Put every line of the records below into a numbered list, omitting blank lines and leaving out the pictures.
═══
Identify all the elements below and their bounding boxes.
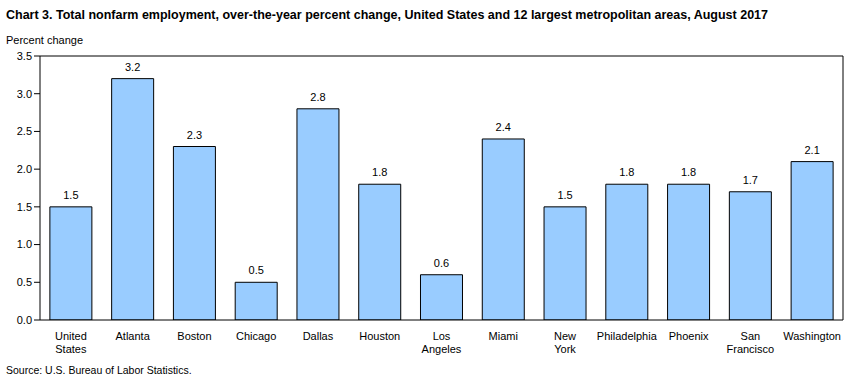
svg-text:UnitedStates: UnitedStates [55, 330, 87, 355]
svg-text:2.1: 2.1 [804, 144, 819, 156]
svg-text:NewYork: NewYork [554, 330, 576, 355]
svg-text:1.8: 1.8 [372, 166, 387, 178]
svg-text:2.4: 2.4 [496, 121, 511, 133]
svg-text:1.0: 1.0 [17, 238, 32, 250]
svg-text:Chicago: Chicago [236, 330, 276, 342]
svg-text:LosAngeles: LosAngeles [422, 330, 462, 355]
svg-text:2.0: 2.0 [17, 163, 32, 175]
svg-text:2.5: 2.5 [17, 125, 32, 137]
svg-text:2.8: 2.8 [310, 91, 325, 103]
svg-text:0.5: 0.5 [249, 264, 264, 276]
svg-text:Miami: Miami [489, 330, 518, 342]
svg-text:1.8: 1.8 [681, 166, 696, 178]
svg-text:2.3: 2.3 [187, 129, 202, 141]
svg-text:Philadelphia: Philadelphia [597, 330, 658, 342]
svg-text:1.5: 1.5 [63, 189, 78, 201]
svg-text:Houston: Houston [359, 330, 400, 342]
svg-text:1.8: 1.8 [619, 166, 634, 178]
html-text:Chart 3. Total nonfarm employm: Chart 3. Total nonfarm employment, over-… [6, 8, 768, 22]
svg-text:Dallas: Dallas [303, 330, 334, 342]
svg-text:3.5: 3.5 [17, 50, 32, 62]
html-text:Percent change: Percent change [6, 34, 84, 46]
html-text:Source: U.S. Bureau of Labor S: Source: U.S. Bureau of Labor Statistics. [6, 364, 192, 376]
svg-text:0.0: 0.0 [17, 314, 32, 326]
svg-text:Washington: Washington [783, 330, 841, 342]
svg-text:SanFrancisco: SanFrancisco [727, 330, 775, 355]
svg-text:1.7: 1.7 [743, 174, 758, 186]
svg-text:Boston: Boston [177, 330, 211, 342]
svg-text:0.6: 0.6 [434, 257, 449, 269]
svg-text:Phoenix: Phoenix [669, 330, 709, 342]
svg-text:0.5: 0.5 [17, 276, 32, 288]
svg-text:Atlanta: Atlanta [116, 330, 151, 342]
svg-text:3.0: 3.0 [17, 88, 32, 100]
svg-text:1.5: 1.5 [17, 201, 32, 213]
svg-text:3.2: 3.2 [125, 61, 140, 73]
svg-text:1.5: 1.5 [557, 189, 572, 201]
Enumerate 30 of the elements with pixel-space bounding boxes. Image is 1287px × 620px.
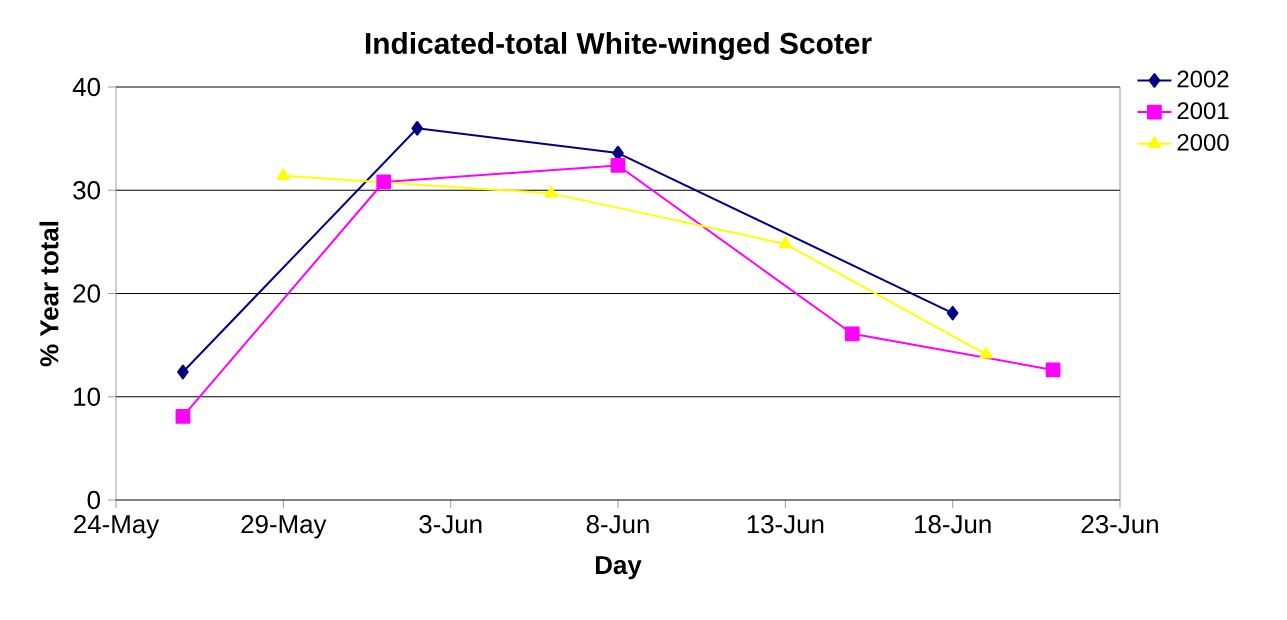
y-tick-label: 40 [72,77,100,97]
point [1045,362,1061,378]
point [276,168,290,180]
x-tick-label: 24-May [74,515,160,539]
x-tick-label: 29-May [241,515,327,539]
y-tick-label: 20 [73,284,100,303]
x-tick-label: 3-Jun [419,515,482,534]
x-axis-title: Day [595,556,642,580]
point [411,120,423,136]
point [376,174,392,190]
legend-label: 2001 [1177,102,1229,120]
chart-title: Indicated-total White-winged Scoter [365,32,872,61]
point [177,364,189,380]
point [544,185,558,198]
point [778,236,792,249]
point [844,326,860,342]
y-tick-label: 30 [73,181,100,200]
point [610,158,626,173]
point [175,408,191,424]
point [979,347,993,359]
legend-label: 2000 [1177,133,1229,151]
y-axis-title: % Year total [39,221,59,367]
x-tick-label: 8-Jun [586,515,649,534]
x-tick-label: 18-Jun [915,515,991,534]
point [946,305,959,321]
y-tick-label: 10 [74,387,100,406]
x-tick-label: 23-Jun [1081,515,1158,534]
legend-label: 2002 [1177,70,1229,88]
y-tick-label: 0 [87,490,100,510]
x-tick-label: 13-Jun [747,515,824,534]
═══
• **Full response**
1. Identify all the elements below and their bounding boxes.
2. svg-text:UnitedStates: UnitedStates [55, 330, 87, 355]
3. svg-text:2.1: 2.1 [804, 144, 819, 156]
4. svg-text:NewYork: NewYork [554, 330, 576, 355]
5. svg-text:1.8: 1.8 [372, 166, 387, 178]
6. svg-text:2.4: 2.4 [496, 121, 511, 133]
7. svg-text:1.0: 1.0 [17, 238, 32, 250]
8. svg-text:Chicago: Chicago [236, 330, 276, 342]
9. svg-text:LosAngeles: LosAngeles [422, 330, 462, 355]
10. svg-text:2.0: 2.0 [17, 163, 32, 175]
11. svg-text:2.5: 2.5 [17, 125, 32, 137]
12. svg-text:2.8: 2.8 [310, 91, 325, 103]
13. svg-text:0.5: 0.5 [249, 264, 264, 276]
14. svg-text:Miami: Miami [489, 330, 518, 342]
15. svg-text:1.8: 1.8 [681, 166, 696, 178]
16. svg-text:2.3: 2.3 [187, 129, 202, 141]
17. svg-text:Philadelphia: Philadelphia [597, 330, 658, 342]
18. svg-text:1.5: 1.5 [63, 189, 78, 201]
19. svg-text:Houston: Houston [359, 330, 400, 342]
20. svg-text:1.8: 1.8 [619, 166, 634, 178]
21. html-text:Chart 3. Total nonfarm employm: Chart 3. Total nonfarm employment, over-… [6, 8, 768, 22]
22. svg-text:Dallas: Dallas [303, 330, 334, 342]
23. svg-text:3.5: 3.5 [17, 50, 32, 62]
24. html-text:Percent change: Percent change [6, 34, 84, 46]
25. html-text:Source: U.S. Bureau of Labor S: Source: U.S. Bureau of Labor Statistics. [6, 364, 192, 376]
26. svg-text:0.0: 0.0 [17, 314, 32, 326]
27. svg-text:Washington: Washington [783, 330, 841, 342]
28. svg-text:SanFrancisco: SanFrancisco [727, 330, 775, 355]
29. svg-text:1.7: 1.7 [743, 174, 758, 186]
30. svg-text:Boston: Boston [177, 330, 211, 342]
31. svg-text:0.6: 0.6 [434, 257, 449, 269]
32. svg-text:Phoenix: Phoenix [669, 330, 709, 342]
33. svg-text:0.5: 0.5 [17, 276, 32, 288]
34. svg-text:Atlanta: Atlanta [116, 330, 151, 342]
35. svg-text:3.0: 3.0 [17, 88, 32, 100]
36. svg-text:1.5: 1.5 [17, 201, 32, 213]
37. svg-text:3.2: 3.2 [125, 61, 140, 73]
38. svg-text:1.5: 1.5 [557, 189, 572, 201]
39. Enumerate 30 of the elements with pixel-space bounding boxes. Image is 1287px × 620px.
40. y-tick-label: 40 [72,77,100,97]
41. point [1045,362,1061,378]
42. point [276,168,290,180]
43. x-tick-label: 24-May [74,515,160,539]
44. x-tick-label: 29-May [241,515,327,539]
45. y-tick-label: 20 [73,284,100,303]
46. x-tick-label: 3-Jun [419,515,482,534]
47. x-axis-title: Day [595,556,642,580]
48. point [411,120,423,136]
49. point [376,174,392,190]
50. legend-label: 2001 [1177,102,1229,120]
51. chart-title: Indicated-total White-winged Scoter [365,32,872,61]
52. point [177,364,189,380]
53. point [544,185,558,198]
54. point [778,236,792,249]
55. point [844,326,860,342]
56. y-tick-label: 30 [73,181,100,200]
57. point [610,158,626,173]
58. point [175,408,191,424]
59. point [979,347,993,359]
60. legend-label: 2000 [1177,133,1229,151]
61. y-axis-title: % Year total [39,221,59,367]
62. x-tick-label: 8-Jun [586,515,649,534]
63. x-tick-label: 18-Jun [915,515,991,534]
64. point [946,305,959,321]
65. y-tick-label: 10 [74,387,100,406]
66. x-tick-label: 23-Jun [1081,515,1158,534]
67. legend-label: 2002 [1177,70,1229,88]
68. y-tick-label: 0 [87,490,100,510]
69. x-tick-label: 13-Jun [747,515,824,534]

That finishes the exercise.